== Directions ==
Nothing should be left out: output all of the entries exactly.

Stored records:
——
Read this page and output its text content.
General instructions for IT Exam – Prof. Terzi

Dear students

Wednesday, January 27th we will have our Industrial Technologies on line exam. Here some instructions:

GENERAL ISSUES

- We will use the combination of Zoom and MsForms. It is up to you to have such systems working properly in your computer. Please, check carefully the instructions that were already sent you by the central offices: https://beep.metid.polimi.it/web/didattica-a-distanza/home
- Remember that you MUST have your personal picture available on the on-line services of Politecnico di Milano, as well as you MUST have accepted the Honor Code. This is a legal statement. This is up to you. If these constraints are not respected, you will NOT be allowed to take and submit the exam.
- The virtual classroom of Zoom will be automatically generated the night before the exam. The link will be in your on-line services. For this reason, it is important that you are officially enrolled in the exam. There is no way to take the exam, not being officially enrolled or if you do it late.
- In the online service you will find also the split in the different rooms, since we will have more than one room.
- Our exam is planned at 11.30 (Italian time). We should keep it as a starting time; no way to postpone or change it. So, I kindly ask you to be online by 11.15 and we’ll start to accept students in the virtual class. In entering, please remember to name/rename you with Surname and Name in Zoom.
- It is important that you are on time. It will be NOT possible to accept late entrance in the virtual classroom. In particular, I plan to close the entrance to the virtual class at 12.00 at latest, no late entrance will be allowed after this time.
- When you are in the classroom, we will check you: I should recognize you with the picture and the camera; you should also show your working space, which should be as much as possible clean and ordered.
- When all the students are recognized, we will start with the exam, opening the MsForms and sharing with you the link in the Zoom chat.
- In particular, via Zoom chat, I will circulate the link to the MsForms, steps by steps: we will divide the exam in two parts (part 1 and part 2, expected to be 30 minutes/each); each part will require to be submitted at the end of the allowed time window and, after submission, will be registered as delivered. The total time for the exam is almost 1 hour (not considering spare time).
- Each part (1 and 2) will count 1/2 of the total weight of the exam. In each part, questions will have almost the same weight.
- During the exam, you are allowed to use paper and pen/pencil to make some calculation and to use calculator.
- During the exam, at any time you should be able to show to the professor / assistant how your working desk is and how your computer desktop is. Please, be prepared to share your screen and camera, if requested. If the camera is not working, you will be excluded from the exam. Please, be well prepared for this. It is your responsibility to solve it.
——
== Final answer ==
Read this page and output its text content.
General instructions for IT Exam – Prof. Terzi

Dear students

Wednesday, January 27th we will have our Industrial Technologies on line exam. Here some instructions:

GENERAL ISSUES

- We will use the combination of Zoom and MsForms. It is up to you to have such systems working properly in your computer. Please, check carefully the instructions that were already sent you by the central offices: https://beep.metid.polimi.it/web/didattica-a-distanza/home
- Remember that you MUST have your personal picture available on the on-line services of Politecnico di Milano, as well as you MUST have accepted the Honor Code. This is a legal statement. This is up to you. If these constraints are not respected, you will NOT be allowed to take and submit the exam.
- The virtual classroom of Zoom will be automatically generated the night before the exam. The link will be in your on-line services. For this reason, it is important that you are officially enrolled in the exam. There is no way to take the exam, not being officially enrolled or if you do it late.
- In the online service you will find also the split in the different rooms, since we will have more than one room.
- Our exam is planned at 11.30 (Italian time). We should keep it as a starting time; no way to postpone or change it. So, I kindly ask you to be online by 11.15 and we’ll start to accept students in the virtual class. In entering, please remember to name/rename you with Surname and Name in Zoom.
- It is important that you are on time. It will be NOT possible to accept late entrance in the virtual classroom. In particular, I plan to close the entrance to the virtual class at 12.00 at latest, no late entrance will be allowed after this time.
- When you are in the classroom, we will check you: I should recognize you with the picture and the camera; you should also show your working space, which should be as much as possible clean and ordered.
- When all the students are recognized, we will start with the exam, opening the MsForms and sharing with you the link in the Zoom chat.
- In particular, via Zoom chat, I will circulate the link to the MsForms, steps by steps: we will divide the exam in two parts (part 1 and part 2, expected to be 30 minutes/each); each part will require to be submitted at the end of the allowed time window and, after submission, will be registered as delivered. The total time for the exam is almost 1 hour (not considering spare time).
- Each part (1 and 2) will count 1/2 of the total weight of the exam. In each part, questions will have almost the same weight.
- During the exam, you are allowed to use paper and pen/pencil to make some calculation and to use calculator.
- During the exam, at any time you should be able to show to the professor / assistant how your working desk is and how your computer desktop is. Please, be prepared to share your screen and camera, if requested. If the camera is not working, you will be excluded from the exam. Please, be well prepared for this. It is your responsibility to solve it.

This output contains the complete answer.